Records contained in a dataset

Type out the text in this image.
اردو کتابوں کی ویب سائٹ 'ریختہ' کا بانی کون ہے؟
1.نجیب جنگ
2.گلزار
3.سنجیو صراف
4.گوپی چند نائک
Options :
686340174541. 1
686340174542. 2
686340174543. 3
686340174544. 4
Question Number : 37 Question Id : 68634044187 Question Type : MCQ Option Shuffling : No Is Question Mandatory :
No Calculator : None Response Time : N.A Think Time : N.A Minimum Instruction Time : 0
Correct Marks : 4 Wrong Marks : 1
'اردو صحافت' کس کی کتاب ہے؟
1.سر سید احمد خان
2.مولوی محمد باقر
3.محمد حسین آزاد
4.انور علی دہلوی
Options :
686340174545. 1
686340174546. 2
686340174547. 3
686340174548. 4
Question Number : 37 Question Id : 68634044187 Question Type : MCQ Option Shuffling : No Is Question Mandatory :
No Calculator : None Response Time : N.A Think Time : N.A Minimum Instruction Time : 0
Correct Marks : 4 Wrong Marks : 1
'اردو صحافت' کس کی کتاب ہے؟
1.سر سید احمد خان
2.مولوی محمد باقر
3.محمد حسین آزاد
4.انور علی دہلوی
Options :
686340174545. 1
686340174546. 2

_TASK:_ Make an exact copy of the data above.

_SOLUTION FOR THIS TASK:_
Type out the text in this image.
اردو کتابوں کی ویب سائٹ 'ریختہ' کا بانی کون ہے؟
1.نجیب جنگ
2.گلزار
3.سنجیو صراف
4.گوپی چند نائک
Options :
686340174541. 1
686340174542. 2
686340174543. 3
686340174544. 4
Question Number : 37 Question Id : 68634044187 Question Type : MCQ Option Shuffling : No Is Question Mandatory :
No Calculator : None Response Time : N.A Think Time : N.A Minimum Instruction Time : 0
Correct Marks : 4 Wrong Marks : 1
'اردو صحافت' کس کی کتاب ہے؟
1.سر سید احمد خان
2.مولوی محمد باقر
3.محمد حسین آزاد
4.انور علی دہلوی
Options :
686340174545. 1
686340174546. 2
686340174547. 3
686340174548. 4
Question Number : 37 Question Id : 68634044187 Question Type : MCQ Option Shuffling : No Is Question Mandatory :
No Calculator : None Response Time : N.A Think Time : N.A Minimum Instruction Time : 0
Correct Marks : 4 Wrong Marks : 1
'اردو صحافت' کس کی کتاب ہے؟
1.سر سید احمد خان
2.مولوی محمد باقر
3.محمد حسین آزاد
4.انور علی دہلوی
Options :
686340174545. 1
686340174546. 2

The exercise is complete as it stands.